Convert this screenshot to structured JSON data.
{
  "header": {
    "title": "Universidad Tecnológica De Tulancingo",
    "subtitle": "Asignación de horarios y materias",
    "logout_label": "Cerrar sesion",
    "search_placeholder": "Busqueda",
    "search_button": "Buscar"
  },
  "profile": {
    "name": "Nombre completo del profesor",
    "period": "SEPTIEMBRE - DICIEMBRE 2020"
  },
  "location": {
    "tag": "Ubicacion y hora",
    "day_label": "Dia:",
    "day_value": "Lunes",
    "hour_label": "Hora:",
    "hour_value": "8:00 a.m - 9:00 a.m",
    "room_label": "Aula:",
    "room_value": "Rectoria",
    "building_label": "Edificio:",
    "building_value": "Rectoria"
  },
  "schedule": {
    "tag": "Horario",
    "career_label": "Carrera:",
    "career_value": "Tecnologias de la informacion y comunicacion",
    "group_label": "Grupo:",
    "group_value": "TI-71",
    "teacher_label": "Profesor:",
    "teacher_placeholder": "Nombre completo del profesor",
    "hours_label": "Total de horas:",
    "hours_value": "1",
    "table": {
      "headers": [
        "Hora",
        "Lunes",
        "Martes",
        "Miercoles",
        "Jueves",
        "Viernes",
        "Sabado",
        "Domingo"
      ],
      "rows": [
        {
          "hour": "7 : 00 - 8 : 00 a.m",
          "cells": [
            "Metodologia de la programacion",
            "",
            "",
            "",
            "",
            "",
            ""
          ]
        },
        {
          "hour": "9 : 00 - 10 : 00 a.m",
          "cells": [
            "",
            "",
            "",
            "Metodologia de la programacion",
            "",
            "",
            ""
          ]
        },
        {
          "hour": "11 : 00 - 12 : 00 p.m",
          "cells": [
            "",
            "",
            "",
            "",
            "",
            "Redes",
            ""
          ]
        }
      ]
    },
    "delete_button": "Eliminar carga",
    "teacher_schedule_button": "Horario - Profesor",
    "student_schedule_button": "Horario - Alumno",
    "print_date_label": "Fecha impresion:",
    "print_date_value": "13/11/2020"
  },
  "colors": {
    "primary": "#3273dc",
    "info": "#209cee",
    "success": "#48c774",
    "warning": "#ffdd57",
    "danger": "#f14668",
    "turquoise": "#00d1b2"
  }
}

☆ ☆ ☆

▶ **Exercise**:
Write out the complete set of records exactly as given.

▶ **Result of this exercise**:
Convert this screenshot to structured JSON data.
{
  "header": {
    "title": "Universidad Tecnológica De Tulancingo",
    "subtitle": "Asignación de horarios y materias",
    "logout_label": "Cerrar sesion",
    "search_placeholder": "Busqueda",
    "search_button": "Buscar"
  },
  "profile": {
    "name": "Nombre completo del profesor",
    "period": "SEPTIEMBRE - DICIEMBRE 2020"
  },
  "location": {
    "tag": "Ubicacion y hora",
    "day_label": "Dia:",
    "day_value": "Lunes",
    "hour_label": "Hora:",
    "hour_value": "8:00 a.m - 9:00 a.m",
    "room_label": "Aula:",
    "room_value": "Rectoria",
    "building_label": "Edificio:",
    "building_value": "Rectoria"
  },
  "schedule": {
    "tag": "Horario",
    "career_label": "Carrera:",
    "career_value": "Tecnologias de la informacion y comunicacion",
    "group_label": "Grupo:",
    "group_value": "TI-71",
    "teacher_label": "Profesor:",
    "teacher_placeholder": "Nombre completo del profesor",
    "hours_label": "Total de horas:",
    "hours_value": "1",
    "table": {
      "headers": [
        "Hora",
        "Lunes",
        "Martes",
        "Miercoles",
        "Jueves",
        "Viernes",
        "Sabado",
        "Domingo"
      ],
      "rows": [
        {
          "hour": "7 : 00 - 8 : 00 a.m",
          "cells": [
            "Metodologia de la programacion",
            "",
            "",
            "",
            "",
            "",
            ""
          ]
        },
        {
          "hour": "9 : 00 - 10 : 00 a.m",
          "cells": [
            "",
            "",
            "",
            "Metodologia de la programacion",
            "",
            "",
            ""
          ]
        },
        {
          "hour": "11 : 00 - 12 : 00 p.m",
          "cells": [
            "",
            "",
            "",
            "",
            "",
            "Redes",
            ""
          ]
        }
      ]
    },
    "delete_button": "Eliminar carga",
    "teacher_schedule_button": "Horario - Profesor",
    "student_schedule_button": "Horario - Alumno",
    "print_date_label": "Fecha impresion:",
    "print_date_value": "13/11/2020"
  },
  "colors": {
    "primary": "#3273dc",
    "info": "#209cee",
    "success": "#48c774",
    "warning": "#ffdd57",
    "danger": "#f14668",
    "turquoise": "#00d1b2"
  }
}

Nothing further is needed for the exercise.